# STATED GOAL
Copy each entry as it stands, leaving nothing out.

** start EXTRACTED INFORMATION **

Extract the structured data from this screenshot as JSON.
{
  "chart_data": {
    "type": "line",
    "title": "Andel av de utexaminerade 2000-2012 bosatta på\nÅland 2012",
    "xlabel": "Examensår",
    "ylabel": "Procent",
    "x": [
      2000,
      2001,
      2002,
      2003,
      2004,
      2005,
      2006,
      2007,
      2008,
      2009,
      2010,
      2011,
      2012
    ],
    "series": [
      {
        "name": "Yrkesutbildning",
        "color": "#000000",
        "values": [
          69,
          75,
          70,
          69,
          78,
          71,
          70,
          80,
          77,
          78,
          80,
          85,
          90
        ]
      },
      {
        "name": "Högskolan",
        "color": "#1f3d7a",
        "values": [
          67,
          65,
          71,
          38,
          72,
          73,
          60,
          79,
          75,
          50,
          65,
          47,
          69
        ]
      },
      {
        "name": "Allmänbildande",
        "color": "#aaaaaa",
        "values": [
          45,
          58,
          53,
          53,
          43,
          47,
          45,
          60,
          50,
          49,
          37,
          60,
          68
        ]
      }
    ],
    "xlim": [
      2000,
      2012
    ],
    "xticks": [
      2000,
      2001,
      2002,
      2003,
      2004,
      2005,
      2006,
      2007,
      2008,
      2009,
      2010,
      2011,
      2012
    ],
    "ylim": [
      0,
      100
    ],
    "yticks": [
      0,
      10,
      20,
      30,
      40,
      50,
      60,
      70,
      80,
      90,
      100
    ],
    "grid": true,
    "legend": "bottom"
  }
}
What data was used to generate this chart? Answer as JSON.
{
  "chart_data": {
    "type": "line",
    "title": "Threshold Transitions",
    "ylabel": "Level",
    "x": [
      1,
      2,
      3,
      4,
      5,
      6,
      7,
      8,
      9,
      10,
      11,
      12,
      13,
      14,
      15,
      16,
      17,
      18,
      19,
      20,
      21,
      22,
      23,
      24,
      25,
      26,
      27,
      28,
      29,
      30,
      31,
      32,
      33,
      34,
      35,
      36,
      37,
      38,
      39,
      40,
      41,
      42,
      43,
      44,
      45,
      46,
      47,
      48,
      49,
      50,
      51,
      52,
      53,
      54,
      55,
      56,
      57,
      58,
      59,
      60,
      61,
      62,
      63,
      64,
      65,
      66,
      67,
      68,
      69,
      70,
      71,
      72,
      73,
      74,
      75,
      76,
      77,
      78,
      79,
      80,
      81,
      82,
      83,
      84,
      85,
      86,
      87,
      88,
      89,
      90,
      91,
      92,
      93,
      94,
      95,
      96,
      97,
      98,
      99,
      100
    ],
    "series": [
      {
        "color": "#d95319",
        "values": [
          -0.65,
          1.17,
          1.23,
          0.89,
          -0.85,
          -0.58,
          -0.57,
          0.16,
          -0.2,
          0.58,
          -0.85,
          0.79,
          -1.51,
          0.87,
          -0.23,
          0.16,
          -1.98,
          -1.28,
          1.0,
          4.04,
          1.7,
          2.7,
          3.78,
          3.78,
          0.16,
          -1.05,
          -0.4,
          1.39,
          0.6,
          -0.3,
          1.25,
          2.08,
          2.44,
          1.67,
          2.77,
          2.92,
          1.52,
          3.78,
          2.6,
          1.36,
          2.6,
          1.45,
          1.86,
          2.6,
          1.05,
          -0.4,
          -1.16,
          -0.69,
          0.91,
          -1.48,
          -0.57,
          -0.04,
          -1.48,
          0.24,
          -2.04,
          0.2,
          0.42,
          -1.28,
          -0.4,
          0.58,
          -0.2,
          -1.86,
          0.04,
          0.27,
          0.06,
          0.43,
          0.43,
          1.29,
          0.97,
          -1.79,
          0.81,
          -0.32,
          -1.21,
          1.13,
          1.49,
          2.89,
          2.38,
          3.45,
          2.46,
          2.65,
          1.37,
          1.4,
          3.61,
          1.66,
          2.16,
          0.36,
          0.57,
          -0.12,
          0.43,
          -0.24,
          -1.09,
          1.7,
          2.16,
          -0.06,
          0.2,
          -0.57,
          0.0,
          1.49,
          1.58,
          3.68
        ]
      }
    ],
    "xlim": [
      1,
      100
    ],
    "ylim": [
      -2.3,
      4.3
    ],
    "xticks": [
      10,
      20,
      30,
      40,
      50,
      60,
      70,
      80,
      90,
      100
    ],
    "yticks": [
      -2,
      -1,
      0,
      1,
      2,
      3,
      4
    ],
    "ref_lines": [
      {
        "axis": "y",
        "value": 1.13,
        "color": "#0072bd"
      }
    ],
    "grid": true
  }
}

** end EXTRACTED INFORMATION **

# CORRECT RESPONSE
Extract the structured data from this screenshot as JSON.
{
  "chart_data": {
    "type": "line",
    "title": "Andel av de utexaminerade 2000-2012 bosatta på\nÅland 2012",
    "xlabel": "Examensår",
    "ylabel": "Procent",
    "x": [
      2000,
      2001,
      2002,
      2003,
      2004,
      2005,
      2006,
      2007,
      2008,
      2009,
      2010,
      2011,
      2012
    ],
    "series": [
      {
        "name": "Yrkesutbildning",
        "color": "#000000",
        "values": [
          69,
          75,
          70,
          69,
          78,
          71,
          70,
          80,
          77,
          78,
          80,
          85,
          90
        ]
      },
      {
        "name": "Högskolan",
        "color": "#1f3d7a",
        "values": [
          67,
          65,
          71,
          38,
          72,
          73,
          60,
          79,
          75,
          50,
          65,
          47,
          69
        ]
      },
      {
        "name": "Allmänbildande",
        "color": "#aaaaaa",
        "values": [
          45,
          58,
          53,
          53,
          43,
          47,
          45,
          60,
          50,
          49,
          37,
          60,
          68
        ]
      }
    ],
    "xlim": [
      2000,
      2012
    ],
    "xticks": [
      2000,
      2001,
      2002,
      2003,
      2004,
      2005,
      2006,
      2007,
      2008,
      2009,
      2010,
      2011,
      2012
    ],
    "ylim": [
      0,
      100
    ],
    "yticks": [
      0,
      10,
      20,
      30,
      40,
      50,
      60,
      70,
      80,
      90,
      100
    ],
    "grid": true,
    "legend": "bottom"
  }
}
What data was used to generate this chart? Answer as JSON.
{
  "chart_data": {
    "type": "line",
    "title": "Threshold Transitions",
    "ylabel": "Level",
    "x": [
      1,
      2,
      3,
      4,
      5,
      6,
      7,
      8,
      9,
      10,
      11,
      12,
      13,
      14,
      15,
      16,
      17,
      18,
      19,
      20,
      21,
      22,
      23,
      24,
      25,
      26,
      27,
      28,
      29,
      30,
      31,
      32,
      33,
      34,
      35,
      36,
      37,
      38,
      39,
      40,
      41,
      42,
      43,
      44,
      45,
      46,
      47,
      48,
      49,
      50,
      51,
      52,
      53,
      54,
      55,
      56,
      57,
      58,
      59,
      60,
      61,
      62,
      63,
      64,
      65,
      66,
      67,
      68,
      69,
      70,
      71,
      72,
      73,
      74,
      75,
      76,
      77,
      78,
      79,
      80,
      81,
      82,
      83,
      84,
      85,
      86,
      87,
      88,
      89,
      90,
      91,
      92,
      93,
      94,
      95,
      96,
      97,
      98,
      99,
      100
    ],
    "series": [
      {
        "color": "#d95319",
        "values": [
          -0.65,
          1.17,
          1.23,
          0.89,
          -0.85,
          -0.58,
          -0.57,
          0.16,
          -0.2,
          0.58,
          -0.85,
          0.79,
          -1.51,
          0.87,
          -0.23,
          0.16,
          -1.98,
          -1.28,
          1.0,
          4.04,
          1.7,
          2.7,
          3.78,
          3.78,
          0.16,
          -1.05,
          -0.4,
          1.39,
          0.6,
          -0.3,
          1.25,
          2.08,
          2.44,
          1.67,
          2.77,
          2.92,
          1.52,
          3.78,
          2.6,
          1.36,
          2.6,
          1.45,
          1.86,
          2.6,
          1.05,
          -0.4,
          -1.16,
          -0.69,
          0.91,
          -1.48,
          -0.57,
          -0.04,
          -1.48,
          0.24,
          -2.04,
          0.2,
          0.42,
          -1.28,
          -0.4,
          0.58,
          -0.2,
          -1.86,
          0.04,
          0.27,
          0.06,
          0.43,
          0.43,
          1.29,
          0.97,
          -1.79,
          0.81,
          -0.32,
          -1.21,
          1.13,
          1.49,
          2.89,
          2.38,
          3.45,
          2.46,
          2.65,
          1.37,
          1.4,
          3.61,
          1.66,
          2.16,
          0.36,
          0.57,
          -0.12,
          0.43,
          -0.24,
          -1.09,
          1.7,
          2.16,
          -0.06,
          0.2,
          -0.57,
          0.0,
          1.49,
          1.58,
          3.68
        ]
      }
    ],
    "xlim": [
      1,
      100
    ],
    "ylim": [
      -2.3,
      4.3
    ],
    "xticks": [
      10,
      20,
      30,
      40,
      50,
      60,
      70,
      80,
      90,
      100
    ],
    "yticks": [
      -2,
      -1,
      0,
      1,
      2,
      3,
      4
    ],
    "ref_lines": [
      {
        "axis": "y",
        "value": 1.13,
        "color": "#0072bd"
      }
    ],
    "grid": true
  }
}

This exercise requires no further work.